Recorded data:
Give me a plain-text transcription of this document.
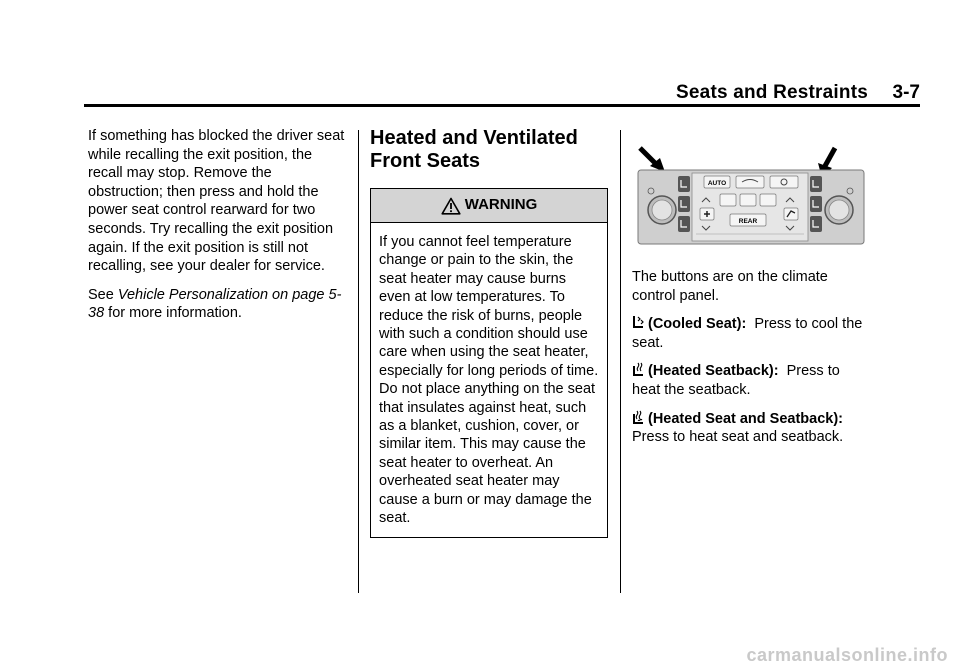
Seats and Restraints 3-7

If something has blocked the driver seat while recalling the exit position, the recall may stop. Remove the obstruction; then press and hold the power seat control rearward for two seconds. Try recalling the exit position again. If the exit position is still not recalling, see your dealer for service.

See Vehicle Personalization on page 5-38 for more information.

Heated and Ventilated Front Seats
WARNING
If you cannot feel temperature change or pain to the skin, the seat heater may cause burns even at low temperatures. To reduce the risk of burns, people with such a condition should use care when using the seat heater, especially for long periods of time. Do not place anything on the seat that insulates against heat, such as a blanket, cushion, cover, or similar item. This may cause the seat heater to overheat. An overheated seat heater may cause a burn or may damage the seat.
AUTO
REAR

The buttons are on the climate control panel.

(Cooled Seat): Press to cool the seat.

(Heated Seatback): Press to heat the seatback.

(Heated Seat and Seatback):
Press to heat seat and seatback.

carmanualsonline.info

TASK REQUIREMENTS: Transcribe the material exactly, leaving every picture out.

WORKED ANSWER:
Give me a plain-text transcription of this document.
Seats and Restraints 3-7

If something has blocked the driver seat while recalling the exit position, the recall may stop. Remove the obstruction; then press and hold the power seat control rearward for two seconds. Try recalling the exit position again. If the exit position is still not recalling, see your dealer for service.

See Vehicle Personalization on page 5-38 for more information.

Heated and Ventilated Front Seats
WARNING
If you cannot feel temperature change or pain to the skin, the seat heater may cause burns even at low temperatures. To reduce the risk of burns, people with such a condition should use care when using the seat heater, especially for long periods of time. Do not place anything on the seat that insulates against heat, such as a blanket, cushion, cover, or similar item. This may cause the seat heater to overheat. An overheated seat heater may cause a burn or may damage the seat.
AUTO
REAR

The buttons are on the climate control panel.

(Cooled Seat): Press to cool the seat.

(Heated Seatback): Press to heat the seatback.

(Heated Seat and Seatback):
Press to heat seat and seatback.

carmanualsonline.info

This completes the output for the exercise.